Records about charts and figures
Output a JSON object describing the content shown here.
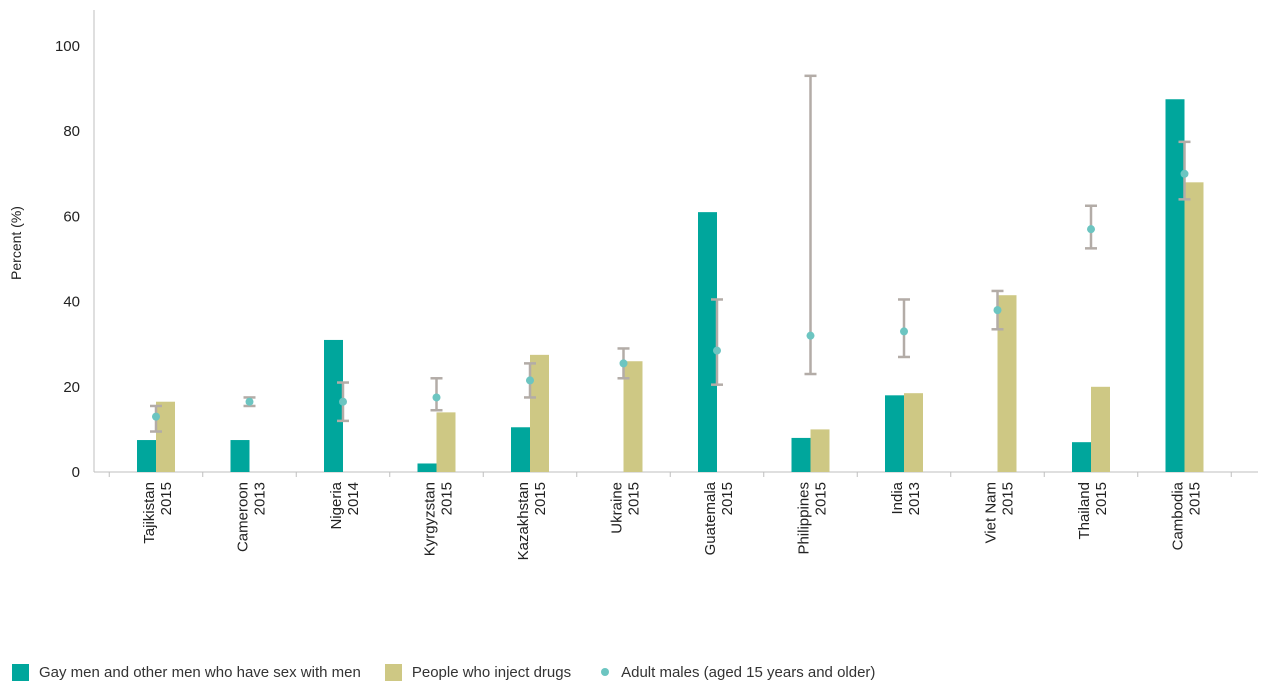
{
  "chart_data": {
    "type": "bar",
    "title": "",
    "xlabel": "",
    "ylabel": "Percent (%)",
    "ylim": [
      0,
      100
    ],
    "yticks": [
      0,
      20,
      40,
      60,
      80,
      100
    ],
    "grid": false,
    "legend_position": "bottom-left",
    "categories": [
      {
        "country": "Tajikistan",
        "year": "2015"
      },
      {
        "country": "Cameroon",
        "year": "2013"
      },
      {
        "country": "Nigeria",
        "year": "2014"
      },
      {
        "country": "Kyrgyzstan",
        "year": "2015"
      },
      {
        "country": "Kazakhstan",
        "year": "2015"
      },
      {
        "country": "Ukraine",
        "year": "2015"
      },
      {
        "country": "Guatemala",
        "year": "2015"
      },
      {
        "country": "Philippines",
        "year": "2015"
      },
      {
        "country": "India",
        "year": "2013"
      },
      {
        "country": "Viet Nam",
        "year": "2015"
      },
      {
        "country": "Thailand",
        "year": "2015"
      },
      {
        "country": "Cambodia",
        "year": "2015"
      }
    ],
    "series": [
      {
        "name": "Gay men and other men who have sex with men",
        "type": "bar",
        "color": "#00a69c",
        "values": [
          7.5,
          7.5,
          31,
          2,
          10.5,
          null,
          61,
          8,
          18,
          null,
          7,
          87.5
        ]
      },
      {
        "name": "People who inject drugs",
        "type": "bar",
        "color": "#cec884",
        "values": [
          16.5,
          null,
          null,
          14,
          27.5,
          26,
          null,
          10,
          18.5,
          41.5,
          20,
          68
        ]
      },
      {
        "name": "Adult males (aged 15 years and older)",
        "type": "point",
        "color": "#6cc5c1",
        "error_color": "#b3aca7",
        "values": [
          13,
          16.5,
          16.5,
          17.5,
          21.5,
          25.5,
          28.5,
          32,
          33,
          38,
          57,
          70
        ],
        "error_low": [
          9.5,
          15.5,
          12,
          14.5,
          17.5,
          22,
          20.5,
          23,
          27,
          33.5,
          52.5,
          64
        ],
        "error_high": [
          15.5,
          17.5,
          21,
          22,
          25.5,
          29,
          40.5,
          93,
          40.5,
          42.5,
          62.5,
          77.5
        ]
      }
    ]
  }
}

**GIVEN PROBLEM**
Pick out each line containing "name" and report it.

**ANSWER FOR THIS EXERCISE**
        "name": "Gay men and other men who have sex with men",
        "name": "People who inject drugs",
        "name": "Adult males (aged 15 years and older)",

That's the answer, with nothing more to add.